From the listing below, select every line where the word "草竹编织技艺" appears.

**RECORDS TO PROCESS:**

=-=-=

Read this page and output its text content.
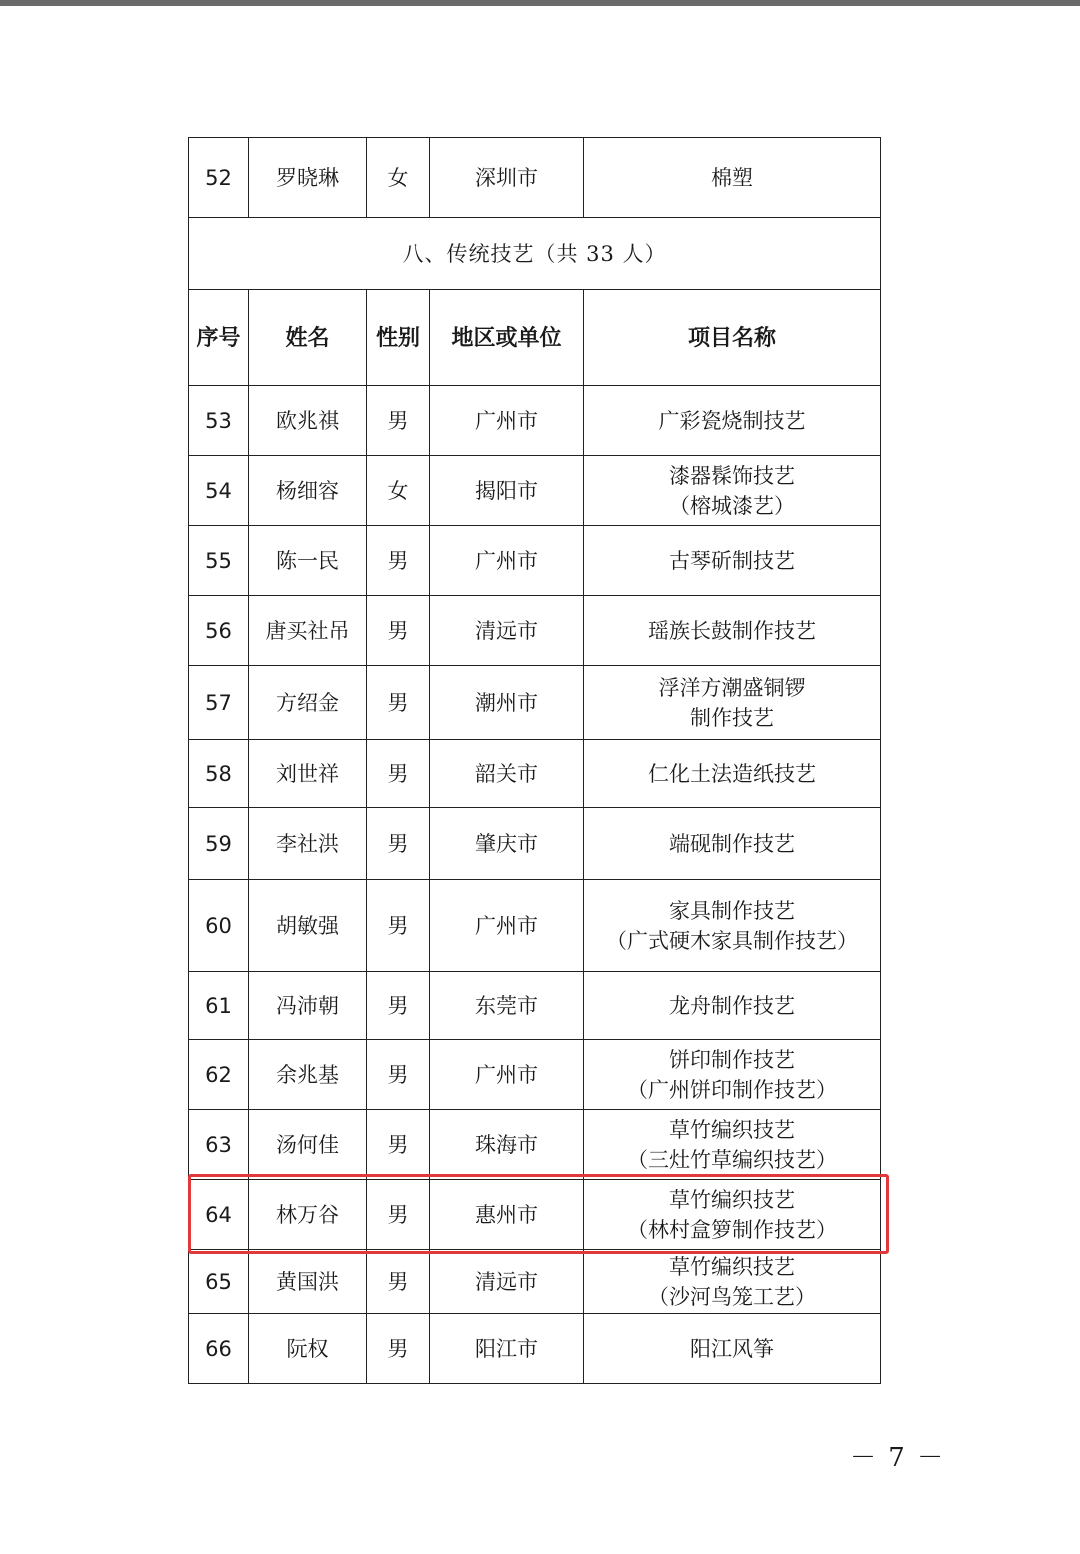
52	罗晓琳	女	深圳市	棉塑
八、传统技艺（共 33 人）				
序号	姓名	性别	地区或单位	项目名称
53	欧兆祺	男	广州市	广彩瓷烧制技艺

54	杨细容	女	揭阳市	漆器髹饰技艺
（榕城漆艺）

55	陈一民	男	广州市	古琴斫制技艺

56	唐买社吊	男	清远市	瑶族长鼓制作技艺

57	方绍金	男	潮州市	浮洋方潮盛铜锣
制作技艺

58	刘世祥	男	韶关市	仁化土法造纸技艺

59	李社洪	男	肇庆市	端砚制作技艺

60	胡敏强	男	广州市	家具制作技艺
（广式硬木家具制作技艺）

61	冯沛朝	男	东莞市	龙舟制作技艺

62	余兆基	男	广州市	饼印制作技艺
（广州饼印制作技艺）

63	汤何佳	男	珠海市	草竹编织技艺
（三灶竹草编织技艺）

64	林万谷	男	惠州市	草竹编织技艺
（林村盒箩制作技艺）

65	黄国洪	男	清远市	草竹编织技艺
（沙河鸟笼工艺）

66	阮权	男	阳江市	阳江风筝
－ 7 －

=-=-=

**SOLUTION TO THIS PROBLEM:**
63	汤何佳	男	珠海市	草竹编织技艺
64	林万谷	男	惠州市	草竹编织技艺
65	黄国洪	男	清远市	草竹编织技艺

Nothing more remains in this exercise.